(Supplied data)
⟨

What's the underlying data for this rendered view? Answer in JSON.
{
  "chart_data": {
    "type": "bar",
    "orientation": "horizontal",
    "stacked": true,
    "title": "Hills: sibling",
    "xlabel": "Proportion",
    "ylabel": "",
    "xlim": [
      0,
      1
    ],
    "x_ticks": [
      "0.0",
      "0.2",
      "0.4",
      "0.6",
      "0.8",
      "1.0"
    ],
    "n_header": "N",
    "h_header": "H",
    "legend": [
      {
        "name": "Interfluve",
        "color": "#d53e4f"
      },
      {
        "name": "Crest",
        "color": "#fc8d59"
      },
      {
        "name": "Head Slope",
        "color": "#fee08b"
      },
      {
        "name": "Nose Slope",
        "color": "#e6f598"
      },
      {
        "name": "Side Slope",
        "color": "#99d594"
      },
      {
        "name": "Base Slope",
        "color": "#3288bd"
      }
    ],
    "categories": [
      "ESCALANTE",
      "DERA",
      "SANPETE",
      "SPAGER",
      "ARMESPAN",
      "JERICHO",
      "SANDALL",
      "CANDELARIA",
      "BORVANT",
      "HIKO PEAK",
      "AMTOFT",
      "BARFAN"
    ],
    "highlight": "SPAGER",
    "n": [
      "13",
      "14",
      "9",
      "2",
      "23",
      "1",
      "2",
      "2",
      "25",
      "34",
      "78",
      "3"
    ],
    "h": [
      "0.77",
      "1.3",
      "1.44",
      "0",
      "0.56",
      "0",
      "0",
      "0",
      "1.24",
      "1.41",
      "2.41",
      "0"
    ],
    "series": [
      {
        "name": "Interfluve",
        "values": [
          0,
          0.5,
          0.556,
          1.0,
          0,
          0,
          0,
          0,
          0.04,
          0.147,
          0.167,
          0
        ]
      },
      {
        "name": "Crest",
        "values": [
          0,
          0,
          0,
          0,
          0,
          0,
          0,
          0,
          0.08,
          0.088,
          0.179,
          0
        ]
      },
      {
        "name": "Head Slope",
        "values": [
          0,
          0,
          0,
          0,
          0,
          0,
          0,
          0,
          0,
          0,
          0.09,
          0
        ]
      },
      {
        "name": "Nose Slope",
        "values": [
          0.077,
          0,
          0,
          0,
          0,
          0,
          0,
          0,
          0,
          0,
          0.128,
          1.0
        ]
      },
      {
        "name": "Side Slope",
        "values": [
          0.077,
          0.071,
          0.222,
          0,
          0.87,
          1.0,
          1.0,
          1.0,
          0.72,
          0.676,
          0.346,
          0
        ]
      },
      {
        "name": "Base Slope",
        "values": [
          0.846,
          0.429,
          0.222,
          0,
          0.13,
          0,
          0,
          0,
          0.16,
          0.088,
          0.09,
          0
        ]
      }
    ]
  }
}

⟩
⟨

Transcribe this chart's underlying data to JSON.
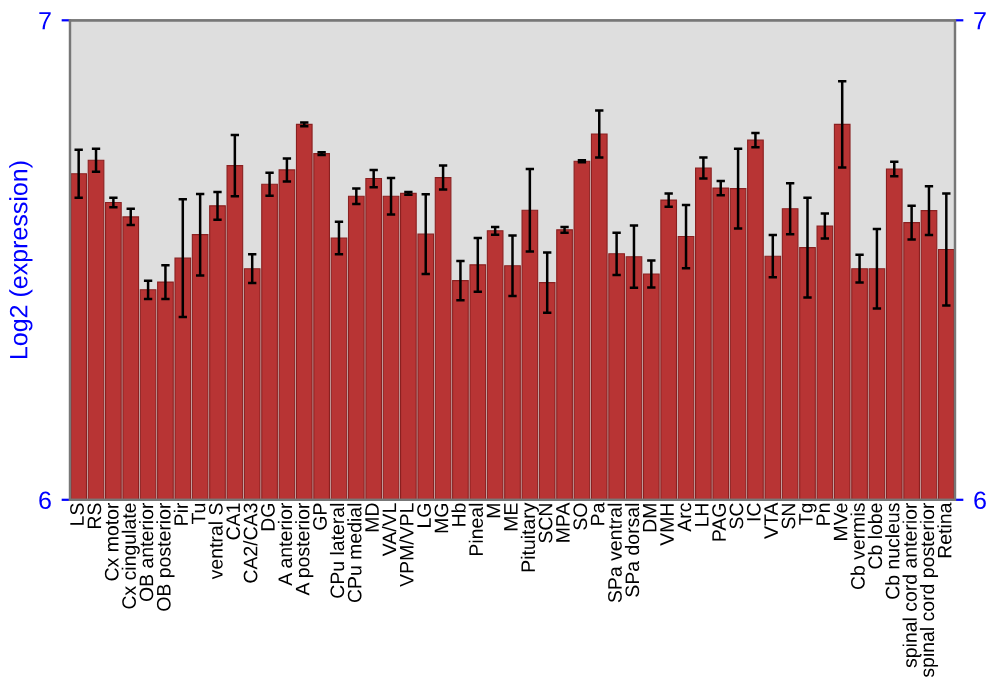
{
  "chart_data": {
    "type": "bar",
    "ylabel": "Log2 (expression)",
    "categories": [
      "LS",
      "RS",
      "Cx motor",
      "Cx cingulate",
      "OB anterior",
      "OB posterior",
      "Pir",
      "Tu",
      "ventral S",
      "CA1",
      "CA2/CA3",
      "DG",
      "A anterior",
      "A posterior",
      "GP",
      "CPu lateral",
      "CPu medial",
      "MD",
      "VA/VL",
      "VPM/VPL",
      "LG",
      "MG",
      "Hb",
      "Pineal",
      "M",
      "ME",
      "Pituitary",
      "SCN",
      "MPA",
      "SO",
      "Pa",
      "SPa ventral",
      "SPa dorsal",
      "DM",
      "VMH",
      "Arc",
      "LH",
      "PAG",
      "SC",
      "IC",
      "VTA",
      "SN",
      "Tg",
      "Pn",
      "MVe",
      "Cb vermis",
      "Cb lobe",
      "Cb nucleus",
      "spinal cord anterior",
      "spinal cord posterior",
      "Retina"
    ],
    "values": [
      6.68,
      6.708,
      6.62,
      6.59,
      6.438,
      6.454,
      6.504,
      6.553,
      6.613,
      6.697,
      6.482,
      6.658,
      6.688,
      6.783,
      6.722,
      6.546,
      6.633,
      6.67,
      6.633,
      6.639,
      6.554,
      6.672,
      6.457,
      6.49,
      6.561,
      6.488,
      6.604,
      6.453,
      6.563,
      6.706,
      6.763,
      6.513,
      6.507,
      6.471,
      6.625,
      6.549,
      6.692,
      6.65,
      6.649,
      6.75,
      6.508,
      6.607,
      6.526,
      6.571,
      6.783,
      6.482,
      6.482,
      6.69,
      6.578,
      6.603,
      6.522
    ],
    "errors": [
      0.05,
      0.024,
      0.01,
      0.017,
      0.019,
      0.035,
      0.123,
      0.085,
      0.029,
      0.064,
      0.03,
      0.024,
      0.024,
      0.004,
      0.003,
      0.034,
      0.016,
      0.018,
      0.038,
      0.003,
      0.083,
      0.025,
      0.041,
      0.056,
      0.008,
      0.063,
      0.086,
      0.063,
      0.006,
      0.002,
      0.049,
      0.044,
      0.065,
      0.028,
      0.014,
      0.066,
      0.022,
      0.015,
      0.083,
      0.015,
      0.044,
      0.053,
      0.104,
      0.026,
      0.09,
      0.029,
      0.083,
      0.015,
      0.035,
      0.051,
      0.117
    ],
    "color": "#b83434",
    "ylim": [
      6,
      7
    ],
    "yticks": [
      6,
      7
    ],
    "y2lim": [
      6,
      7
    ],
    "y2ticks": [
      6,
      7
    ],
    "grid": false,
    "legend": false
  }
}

⟩
⟨

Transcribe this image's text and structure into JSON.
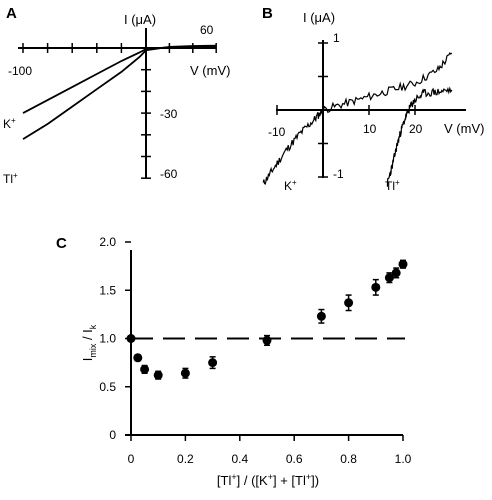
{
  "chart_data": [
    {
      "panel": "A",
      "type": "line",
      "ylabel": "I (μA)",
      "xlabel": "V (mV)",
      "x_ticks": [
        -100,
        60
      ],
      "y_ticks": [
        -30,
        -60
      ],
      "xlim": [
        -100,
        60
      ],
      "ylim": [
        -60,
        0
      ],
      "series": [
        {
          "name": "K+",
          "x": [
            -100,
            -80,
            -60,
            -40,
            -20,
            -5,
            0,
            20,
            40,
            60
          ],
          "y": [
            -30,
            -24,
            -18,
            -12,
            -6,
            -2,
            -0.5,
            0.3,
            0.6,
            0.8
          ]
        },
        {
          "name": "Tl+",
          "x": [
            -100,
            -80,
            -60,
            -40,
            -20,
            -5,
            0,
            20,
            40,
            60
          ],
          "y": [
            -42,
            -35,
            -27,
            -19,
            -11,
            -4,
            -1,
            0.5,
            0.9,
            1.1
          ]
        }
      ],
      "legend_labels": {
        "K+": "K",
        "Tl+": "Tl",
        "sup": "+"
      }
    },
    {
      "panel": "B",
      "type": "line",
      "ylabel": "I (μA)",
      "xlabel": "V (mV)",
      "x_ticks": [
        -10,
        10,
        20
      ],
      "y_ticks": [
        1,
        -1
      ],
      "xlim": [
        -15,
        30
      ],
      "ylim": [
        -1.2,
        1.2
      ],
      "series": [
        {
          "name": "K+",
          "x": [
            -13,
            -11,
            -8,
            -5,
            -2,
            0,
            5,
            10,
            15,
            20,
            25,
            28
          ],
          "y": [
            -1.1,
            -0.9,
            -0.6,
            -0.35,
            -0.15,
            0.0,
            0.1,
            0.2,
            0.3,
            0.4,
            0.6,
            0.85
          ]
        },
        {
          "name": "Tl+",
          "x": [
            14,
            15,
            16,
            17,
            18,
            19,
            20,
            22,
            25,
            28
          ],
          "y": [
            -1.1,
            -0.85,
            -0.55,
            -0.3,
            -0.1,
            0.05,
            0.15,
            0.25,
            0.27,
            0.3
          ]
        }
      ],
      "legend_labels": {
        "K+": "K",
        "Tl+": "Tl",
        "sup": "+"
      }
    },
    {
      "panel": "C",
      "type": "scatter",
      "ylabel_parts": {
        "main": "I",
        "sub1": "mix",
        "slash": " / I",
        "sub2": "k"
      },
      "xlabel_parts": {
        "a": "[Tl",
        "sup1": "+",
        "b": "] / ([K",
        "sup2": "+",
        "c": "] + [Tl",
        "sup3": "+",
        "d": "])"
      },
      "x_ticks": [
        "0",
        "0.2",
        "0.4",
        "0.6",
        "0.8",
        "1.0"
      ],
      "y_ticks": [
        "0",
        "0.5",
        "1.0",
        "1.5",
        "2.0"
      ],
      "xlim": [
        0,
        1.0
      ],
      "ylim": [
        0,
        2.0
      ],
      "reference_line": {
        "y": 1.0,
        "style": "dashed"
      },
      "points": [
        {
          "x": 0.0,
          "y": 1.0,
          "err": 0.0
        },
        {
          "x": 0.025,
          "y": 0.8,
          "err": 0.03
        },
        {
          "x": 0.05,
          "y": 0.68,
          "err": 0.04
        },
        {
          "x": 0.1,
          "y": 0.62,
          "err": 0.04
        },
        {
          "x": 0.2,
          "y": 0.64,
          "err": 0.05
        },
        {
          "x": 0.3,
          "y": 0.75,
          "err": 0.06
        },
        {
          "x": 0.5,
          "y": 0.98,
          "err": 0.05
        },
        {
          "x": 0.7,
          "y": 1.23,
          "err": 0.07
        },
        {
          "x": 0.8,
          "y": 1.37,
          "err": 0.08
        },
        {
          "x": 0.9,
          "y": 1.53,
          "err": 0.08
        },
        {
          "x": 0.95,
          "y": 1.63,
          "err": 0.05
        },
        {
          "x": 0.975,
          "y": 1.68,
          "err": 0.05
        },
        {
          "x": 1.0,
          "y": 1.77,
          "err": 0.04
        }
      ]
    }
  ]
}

⟩

(What the exercise asks)
Your task is to collect every line above that contains the word "Transcribe".

(Answer to the exercise)
Transcribe this chart's underlying data to JSON.
Transcribe this image's text and structure into JSON.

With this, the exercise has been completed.